AGREEMENT OF MERGER
OF
GS CAPITAL PARTNERS PRL HOLDING I, INC.
(a Delaware corporation)
WITH AND INTO
XXXX XXXXX XXXXXX CORPORATION
(a Delaware corporation)
AGREEMENT OF MERGER entered into as of June 9, 1997 by
GS Capital Partners PRL Holding I, Inc., a Delaware
corporation ("Holding"), Xxxx Xxxxx Lauren Corporation, a
Delaware corporation ("PRLC"), and GS Capital Partners,
L.P., a Delaware limited partnership ("GSCP").
WHEREAS, Section 251 of the Delaware General
Corporation Law (the "DGCL") permits the merger of two
domestic corporations;
WHEREAS, the board of directors and stockholders of
Holding and PRLC deem it advisable and in their best
interest to merge Holding into PRLC pursuant to the
provisions of the laws of the State of Delaware upon the
terms and conditions set forth herein (the "Merger"); and
WHEREAS, the Subscription Agreement (as defined herein)
requires the Merger;
NOW, THEREFORE, in consideration of the premises and
agreement and covenants herein contained, pursuant to the
Subscription Agreement, the parties hereto agree as follows:
1. Definitions. Capitalized terms used but otherwise
not defined herein shall have the meaning set forth in the
Subscription Agreement, dated as of April 6, 1997, by and
among Xx. Xxxxx Xxxxxx, an individual residing in the State
of New York, RL Holding, L.P., a Delaware limited
partnership, RL Family, L.P., a Delaware limited
partnership, GS Capital Partners, L.P., a Delaware limited
partnership, GS Capital Partners PRL Holding I, L.P., a
Delaware limited partnership, GS Capital Partners PRL
Holding II, L.P., a Delaware limited partnership, Stone
Street Fund 1994, L.P., a Delaware limited partnership,
Stone Street 1994 Subsidiary Corp., a Delaware corporation
and wholly owned subsidiary of Xxxxx Xxxxxx, xxx Xxxxxx
Xxxxxx Xxxx 0000, L.P., a Delaware limited partnership, and
PRLC, as amended on the date hereof (as amended, the
"Subscription Agreement"). A copy of the Subscription
Agreement is on file with the Secretary of PRLC.

- _RECORDS SHOWN_
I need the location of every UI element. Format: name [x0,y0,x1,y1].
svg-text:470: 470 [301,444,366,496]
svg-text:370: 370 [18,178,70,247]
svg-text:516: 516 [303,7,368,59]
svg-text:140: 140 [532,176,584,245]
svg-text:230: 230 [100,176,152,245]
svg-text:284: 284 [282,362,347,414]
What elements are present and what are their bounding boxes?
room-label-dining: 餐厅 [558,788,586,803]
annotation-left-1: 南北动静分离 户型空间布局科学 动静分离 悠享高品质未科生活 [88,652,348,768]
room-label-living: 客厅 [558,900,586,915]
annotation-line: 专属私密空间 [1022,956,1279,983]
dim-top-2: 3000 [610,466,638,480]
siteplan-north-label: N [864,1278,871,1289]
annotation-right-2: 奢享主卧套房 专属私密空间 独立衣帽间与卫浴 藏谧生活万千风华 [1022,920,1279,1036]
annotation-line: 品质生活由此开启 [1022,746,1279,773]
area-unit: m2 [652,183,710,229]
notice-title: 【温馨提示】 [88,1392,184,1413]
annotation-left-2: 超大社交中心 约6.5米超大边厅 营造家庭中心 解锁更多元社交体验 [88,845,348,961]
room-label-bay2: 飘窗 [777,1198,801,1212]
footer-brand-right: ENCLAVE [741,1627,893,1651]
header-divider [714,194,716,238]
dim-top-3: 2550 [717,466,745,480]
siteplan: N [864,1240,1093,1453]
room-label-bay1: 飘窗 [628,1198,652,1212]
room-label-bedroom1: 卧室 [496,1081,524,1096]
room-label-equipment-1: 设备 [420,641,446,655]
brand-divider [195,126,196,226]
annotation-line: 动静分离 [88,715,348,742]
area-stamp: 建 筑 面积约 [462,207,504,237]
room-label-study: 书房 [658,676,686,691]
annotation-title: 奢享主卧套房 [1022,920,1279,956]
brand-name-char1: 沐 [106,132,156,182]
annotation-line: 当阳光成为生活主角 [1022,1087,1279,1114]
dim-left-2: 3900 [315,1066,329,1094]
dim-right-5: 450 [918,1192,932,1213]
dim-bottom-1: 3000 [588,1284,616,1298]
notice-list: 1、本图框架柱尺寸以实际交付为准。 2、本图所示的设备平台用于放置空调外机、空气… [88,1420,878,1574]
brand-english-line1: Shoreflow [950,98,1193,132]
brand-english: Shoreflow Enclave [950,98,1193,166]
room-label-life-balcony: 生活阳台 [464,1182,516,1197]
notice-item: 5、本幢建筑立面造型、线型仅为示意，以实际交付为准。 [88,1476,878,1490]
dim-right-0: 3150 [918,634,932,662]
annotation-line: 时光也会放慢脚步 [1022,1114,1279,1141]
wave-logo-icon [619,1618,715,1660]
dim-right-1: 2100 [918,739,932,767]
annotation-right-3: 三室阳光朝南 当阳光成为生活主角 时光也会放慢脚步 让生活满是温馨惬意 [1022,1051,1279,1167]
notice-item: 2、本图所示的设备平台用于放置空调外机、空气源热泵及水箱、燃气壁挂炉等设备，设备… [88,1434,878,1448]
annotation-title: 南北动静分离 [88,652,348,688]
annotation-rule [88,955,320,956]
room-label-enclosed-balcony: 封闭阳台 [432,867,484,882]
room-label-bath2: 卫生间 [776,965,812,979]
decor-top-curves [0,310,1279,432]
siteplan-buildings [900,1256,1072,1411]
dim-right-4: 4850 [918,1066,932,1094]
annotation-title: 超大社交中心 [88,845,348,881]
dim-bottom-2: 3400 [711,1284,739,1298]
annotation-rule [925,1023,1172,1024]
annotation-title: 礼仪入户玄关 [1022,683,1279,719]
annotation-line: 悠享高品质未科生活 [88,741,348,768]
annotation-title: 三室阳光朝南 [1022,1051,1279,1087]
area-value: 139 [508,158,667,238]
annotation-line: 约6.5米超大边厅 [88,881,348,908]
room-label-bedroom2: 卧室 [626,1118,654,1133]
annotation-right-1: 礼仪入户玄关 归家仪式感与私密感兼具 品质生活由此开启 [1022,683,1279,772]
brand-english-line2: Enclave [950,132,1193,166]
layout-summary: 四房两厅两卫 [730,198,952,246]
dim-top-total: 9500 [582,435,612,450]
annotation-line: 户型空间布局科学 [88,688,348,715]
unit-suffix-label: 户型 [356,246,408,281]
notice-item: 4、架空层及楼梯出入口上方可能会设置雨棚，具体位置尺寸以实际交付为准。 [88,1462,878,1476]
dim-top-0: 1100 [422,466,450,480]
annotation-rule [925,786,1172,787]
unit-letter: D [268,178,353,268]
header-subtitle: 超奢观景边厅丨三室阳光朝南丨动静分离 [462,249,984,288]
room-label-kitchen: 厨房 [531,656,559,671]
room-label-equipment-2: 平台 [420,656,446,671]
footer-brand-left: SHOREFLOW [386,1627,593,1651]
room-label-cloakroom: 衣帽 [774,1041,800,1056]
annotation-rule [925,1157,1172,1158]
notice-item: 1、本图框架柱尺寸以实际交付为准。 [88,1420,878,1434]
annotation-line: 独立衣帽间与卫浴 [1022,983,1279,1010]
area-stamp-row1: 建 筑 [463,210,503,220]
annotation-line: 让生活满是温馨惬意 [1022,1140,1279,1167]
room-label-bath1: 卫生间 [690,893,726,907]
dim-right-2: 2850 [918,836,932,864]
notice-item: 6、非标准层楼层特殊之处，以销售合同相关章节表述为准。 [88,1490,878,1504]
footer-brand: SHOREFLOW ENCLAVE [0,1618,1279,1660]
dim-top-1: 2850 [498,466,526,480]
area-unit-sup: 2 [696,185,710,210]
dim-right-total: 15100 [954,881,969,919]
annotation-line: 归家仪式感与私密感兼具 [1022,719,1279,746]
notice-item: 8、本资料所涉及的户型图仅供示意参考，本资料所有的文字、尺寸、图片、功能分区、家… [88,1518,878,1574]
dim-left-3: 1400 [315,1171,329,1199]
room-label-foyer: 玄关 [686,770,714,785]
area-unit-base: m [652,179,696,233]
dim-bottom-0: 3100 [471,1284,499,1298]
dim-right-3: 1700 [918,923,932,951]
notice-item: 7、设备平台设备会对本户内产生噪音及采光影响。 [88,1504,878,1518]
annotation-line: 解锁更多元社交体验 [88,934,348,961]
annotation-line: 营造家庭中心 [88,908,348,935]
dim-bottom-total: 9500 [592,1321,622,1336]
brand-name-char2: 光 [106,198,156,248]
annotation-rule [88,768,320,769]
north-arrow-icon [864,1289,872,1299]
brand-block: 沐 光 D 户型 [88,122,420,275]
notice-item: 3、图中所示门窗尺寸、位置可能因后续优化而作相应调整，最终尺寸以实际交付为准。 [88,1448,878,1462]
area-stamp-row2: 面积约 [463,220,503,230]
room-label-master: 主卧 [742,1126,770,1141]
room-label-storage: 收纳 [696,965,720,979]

- _AIM_
Could you retype the merger agreement word for word, everything from "WHEREAS, Section 251" down to "(as defined herein)"?

- _OUTPUT FOR THIS TASK_
WHEREAS, Section 251 of the Delaware General
Corporation Law (the "DGCL") permits the merger of two
domestic corporations;
WHEREAS, the board of directors and stockholders of
Holding and PRLC deem it advisable and in their best
interest to merge Holding into PRLC pursuant to the
provisions of the laws of the State of Delaware upon the
terms and conditions set forth herein (the "Merger"); and
WHEREAS, the Subscription Agreement (as defined herein)